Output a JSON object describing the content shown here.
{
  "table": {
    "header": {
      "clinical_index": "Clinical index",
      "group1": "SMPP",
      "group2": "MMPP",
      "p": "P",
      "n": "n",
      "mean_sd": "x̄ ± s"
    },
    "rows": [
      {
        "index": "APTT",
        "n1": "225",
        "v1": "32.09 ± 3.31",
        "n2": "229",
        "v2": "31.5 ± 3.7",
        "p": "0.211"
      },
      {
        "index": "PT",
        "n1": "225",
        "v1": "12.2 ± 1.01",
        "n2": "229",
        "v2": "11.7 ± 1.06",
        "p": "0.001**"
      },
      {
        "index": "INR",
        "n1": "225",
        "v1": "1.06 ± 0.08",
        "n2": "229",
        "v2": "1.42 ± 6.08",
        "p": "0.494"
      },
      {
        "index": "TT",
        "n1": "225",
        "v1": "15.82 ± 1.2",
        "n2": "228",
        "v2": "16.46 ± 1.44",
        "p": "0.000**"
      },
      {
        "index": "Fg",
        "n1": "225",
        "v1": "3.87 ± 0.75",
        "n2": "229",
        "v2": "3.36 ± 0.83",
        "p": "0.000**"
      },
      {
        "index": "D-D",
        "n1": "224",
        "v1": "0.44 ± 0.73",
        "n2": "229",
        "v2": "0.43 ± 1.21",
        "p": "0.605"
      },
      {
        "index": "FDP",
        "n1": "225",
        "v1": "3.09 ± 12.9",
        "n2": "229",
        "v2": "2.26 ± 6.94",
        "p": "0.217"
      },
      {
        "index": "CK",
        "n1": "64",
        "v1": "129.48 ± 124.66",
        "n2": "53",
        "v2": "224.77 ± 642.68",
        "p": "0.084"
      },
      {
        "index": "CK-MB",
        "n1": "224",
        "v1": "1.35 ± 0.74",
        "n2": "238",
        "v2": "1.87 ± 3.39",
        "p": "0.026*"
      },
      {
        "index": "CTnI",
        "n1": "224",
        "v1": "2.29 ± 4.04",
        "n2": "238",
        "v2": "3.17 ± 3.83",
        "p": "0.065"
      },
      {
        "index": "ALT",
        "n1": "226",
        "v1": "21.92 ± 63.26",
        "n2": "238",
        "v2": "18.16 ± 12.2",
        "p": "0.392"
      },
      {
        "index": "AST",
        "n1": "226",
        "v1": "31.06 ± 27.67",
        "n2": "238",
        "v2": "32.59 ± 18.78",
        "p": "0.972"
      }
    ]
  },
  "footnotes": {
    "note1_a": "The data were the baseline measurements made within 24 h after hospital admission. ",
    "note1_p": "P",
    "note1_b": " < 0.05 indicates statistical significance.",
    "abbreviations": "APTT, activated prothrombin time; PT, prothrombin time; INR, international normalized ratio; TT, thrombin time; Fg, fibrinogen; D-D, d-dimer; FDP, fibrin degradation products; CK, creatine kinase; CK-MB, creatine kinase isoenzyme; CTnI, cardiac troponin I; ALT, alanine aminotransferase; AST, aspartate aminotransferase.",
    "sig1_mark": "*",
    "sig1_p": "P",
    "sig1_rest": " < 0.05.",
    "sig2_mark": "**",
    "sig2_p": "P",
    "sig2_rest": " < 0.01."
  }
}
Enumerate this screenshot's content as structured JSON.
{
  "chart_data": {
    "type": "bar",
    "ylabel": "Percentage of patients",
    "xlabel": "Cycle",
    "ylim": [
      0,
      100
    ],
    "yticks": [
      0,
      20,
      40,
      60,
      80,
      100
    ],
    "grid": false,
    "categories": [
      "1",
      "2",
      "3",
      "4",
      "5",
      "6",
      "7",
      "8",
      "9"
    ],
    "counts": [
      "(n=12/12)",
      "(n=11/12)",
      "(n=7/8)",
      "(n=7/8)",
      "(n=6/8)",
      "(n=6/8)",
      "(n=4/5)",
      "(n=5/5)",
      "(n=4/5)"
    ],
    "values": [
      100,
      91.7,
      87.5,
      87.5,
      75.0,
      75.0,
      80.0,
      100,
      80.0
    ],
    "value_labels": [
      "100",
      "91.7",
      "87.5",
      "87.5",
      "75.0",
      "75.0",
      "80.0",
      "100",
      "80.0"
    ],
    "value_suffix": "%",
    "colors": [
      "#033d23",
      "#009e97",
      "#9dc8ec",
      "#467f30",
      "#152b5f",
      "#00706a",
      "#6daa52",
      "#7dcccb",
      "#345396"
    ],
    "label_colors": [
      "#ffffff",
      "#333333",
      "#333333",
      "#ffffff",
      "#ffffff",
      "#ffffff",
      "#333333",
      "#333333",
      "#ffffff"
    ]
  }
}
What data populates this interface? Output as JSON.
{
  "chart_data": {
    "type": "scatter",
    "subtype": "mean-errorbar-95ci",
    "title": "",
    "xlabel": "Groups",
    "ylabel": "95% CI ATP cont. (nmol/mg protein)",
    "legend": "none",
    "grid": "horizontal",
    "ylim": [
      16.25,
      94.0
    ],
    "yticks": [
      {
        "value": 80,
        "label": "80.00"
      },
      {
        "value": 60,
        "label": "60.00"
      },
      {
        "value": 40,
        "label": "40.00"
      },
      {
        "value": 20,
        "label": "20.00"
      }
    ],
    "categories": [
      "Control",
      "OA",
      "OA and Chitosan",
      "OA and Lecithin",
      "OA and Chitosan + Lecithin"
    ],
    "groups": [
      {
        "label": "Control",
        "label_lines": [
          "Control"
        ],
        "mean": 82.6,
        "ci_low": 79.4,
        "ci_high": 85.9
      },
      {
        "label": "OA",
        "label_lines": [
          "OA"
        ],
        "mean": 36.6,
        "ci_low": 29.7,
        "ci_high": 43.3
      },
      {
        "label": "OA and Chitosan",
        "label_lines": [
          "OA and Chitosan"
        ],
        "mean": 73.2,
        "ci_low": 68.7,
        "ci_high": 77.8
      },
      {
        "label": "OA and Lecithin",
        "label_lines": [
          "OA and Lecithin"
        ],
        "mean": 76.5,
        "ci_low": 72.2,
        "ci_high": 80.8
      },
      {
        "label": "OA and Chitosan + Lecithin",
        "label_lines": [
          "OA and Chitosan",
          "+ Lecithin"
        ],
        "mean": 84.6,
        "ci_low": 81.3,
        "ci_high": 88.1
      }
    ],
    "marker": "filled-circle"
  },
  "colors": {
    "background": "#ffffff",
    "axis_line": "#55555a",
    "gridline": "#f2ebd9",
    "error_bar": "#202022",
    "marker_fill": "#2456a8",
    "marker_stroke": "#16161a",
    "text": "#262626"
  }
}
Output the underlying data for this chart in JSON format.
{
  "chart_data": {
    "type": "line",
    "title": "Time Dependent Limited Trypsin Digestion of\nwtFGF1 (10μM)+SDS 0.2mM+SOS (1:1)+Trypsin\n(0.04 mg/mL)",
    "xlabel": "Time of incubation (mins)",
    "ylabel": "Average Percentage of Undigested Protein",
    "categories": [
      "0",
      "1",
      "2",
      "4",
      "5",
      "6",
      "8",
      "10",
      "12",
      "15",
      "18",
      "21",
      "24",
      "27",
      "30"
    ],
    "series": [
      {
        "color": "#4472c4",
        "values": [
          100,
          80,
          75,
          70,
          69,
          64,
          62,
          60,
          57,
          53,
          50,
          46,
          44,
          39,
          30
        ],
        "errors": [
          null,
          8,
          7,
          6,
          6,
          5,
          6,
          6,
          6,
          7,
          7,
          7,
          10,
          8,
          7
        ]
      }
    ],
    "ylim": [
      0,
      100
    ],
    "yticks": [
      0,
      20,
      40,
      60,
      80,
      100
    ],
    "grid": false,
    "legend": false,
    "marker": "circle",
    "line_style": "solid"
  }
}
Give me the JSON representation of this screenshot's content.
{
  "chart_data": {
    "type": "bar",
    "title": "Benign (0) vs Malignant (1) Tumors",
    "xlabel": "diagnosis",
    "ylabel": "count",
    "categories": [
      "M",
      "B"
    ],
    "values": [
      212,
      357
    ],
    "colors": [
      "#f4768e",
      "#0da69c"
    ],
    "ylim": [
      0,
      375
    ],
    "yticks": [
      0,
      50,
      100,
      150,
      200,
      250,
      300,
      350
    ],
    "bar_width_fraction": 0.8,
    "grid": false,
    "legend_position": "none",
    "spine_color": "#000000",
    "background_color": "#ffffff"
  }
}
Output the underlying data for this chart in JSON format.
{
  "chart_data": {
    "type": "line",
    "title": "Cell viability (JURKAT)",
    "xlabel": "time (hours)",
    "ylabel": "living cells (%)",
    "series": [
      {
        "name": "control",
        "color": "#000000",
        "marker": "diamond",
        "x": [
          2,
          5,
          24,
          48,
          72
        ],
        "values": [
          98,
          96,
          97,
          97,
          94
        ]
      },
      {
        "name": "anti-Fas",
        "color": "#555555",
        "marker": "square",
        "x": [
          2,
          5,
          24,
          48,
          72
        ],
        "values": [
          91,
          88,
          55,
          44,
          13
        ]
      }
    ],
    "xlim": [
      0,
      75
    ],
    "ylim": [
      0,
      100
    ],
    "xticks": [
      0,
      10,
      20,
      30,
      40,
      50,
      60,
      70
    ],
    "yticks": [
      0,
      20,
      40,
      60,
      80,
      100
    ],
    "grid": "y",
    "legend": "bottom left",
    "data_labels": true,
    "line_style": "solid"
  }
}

────

[What needs to be done] Report each line of the records that holds the word "circle".

[Exercise response]
    "marker": "filled-circle"
    "marker": "circle",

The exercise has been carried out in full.